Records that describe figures
========
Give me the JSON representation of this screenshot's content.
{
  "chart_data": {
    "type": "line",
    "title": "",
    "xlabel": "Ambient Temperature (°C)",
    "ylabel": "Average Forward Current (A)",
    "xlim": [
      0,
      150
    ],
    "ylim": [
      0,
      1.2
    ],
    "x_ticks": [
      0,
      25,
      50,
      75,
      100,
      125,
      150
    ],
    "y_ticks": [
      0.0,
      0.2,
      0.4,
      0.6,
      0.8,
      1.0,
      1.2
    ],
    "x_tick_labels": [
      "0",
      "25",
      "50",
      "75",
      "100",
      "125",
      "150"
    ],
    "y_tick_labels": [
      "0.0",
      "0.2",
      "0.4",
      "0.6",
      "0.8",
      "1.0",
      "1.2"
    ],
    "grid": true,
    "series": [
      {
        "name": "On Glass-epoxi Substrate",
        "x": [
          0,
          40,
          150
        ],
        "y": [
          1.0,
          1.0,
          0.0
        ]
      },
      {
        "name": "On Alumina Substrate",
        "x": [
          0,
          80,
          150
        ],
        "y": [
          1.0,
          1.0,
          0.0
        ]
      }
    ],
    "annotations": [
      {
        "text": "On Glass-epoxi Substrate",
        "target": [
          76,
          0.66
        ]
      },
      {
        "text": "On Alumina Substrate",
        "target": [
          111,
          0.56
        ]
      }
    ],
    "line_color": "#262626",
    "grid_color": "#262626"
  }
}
========
Do this: Set down the material above again, word for word.

Result for this exercise:
Give me the JSON representation of this screenshot's content.
{
  "chart_data": {
    "type": "line",
    "title": "",
    "xlabel": "Ambient Temperature (°C)",
    "ylabel": "Average Forward Current (A)",
    "xlim": [
      0,
      150
    ],
    "ylim": [
      0,
      1.2
    ],
    "x_ticks": [
      0,
      25,
      50,
      75,
      100,
      125,
      150
    ],
    "y_ticks": [
      0.0,
      0.2,
      0.4,
      0.6,
      0.8,
      1.0,
      1.2
    ],
    "x_tick_labels": [
      "0",
      "25",
      "50",
      "75",
      "100",
      "125",
      "150"
    ],
    "y_tick_labels": [
      "0.0",
      "0.2",
      "0.4",
      "0.6",
      "0.8",
      "1.0",
      "1.2"
    ],
    "grid": true,
    "series": [
      {
        "name": "On Glass-epoxi Substrate",
        "x": [
          0,
          40,
          150
        ],
        "y": [
          1.0,
          1.0,
          0.0
        ]
      },
      {
        "name": "On Alumina Substrate",
        "x": [
          0,
          80,
          150
        ],
        "y": [
          1.0,
          1.0,
          0.0
        ]
      }
    ],
    "annotations": [
      {
        "text": "On Glass-epoxi Substrate",
        "target": [
          76,
          0.66
        ]
      },
      {
        "text": "On Alumina Substrate",
        "target": [
          111,
          0.56
        ]
      }
    ],
    "line_color": "#262626",
    "grid_color": "#262626"
  }
}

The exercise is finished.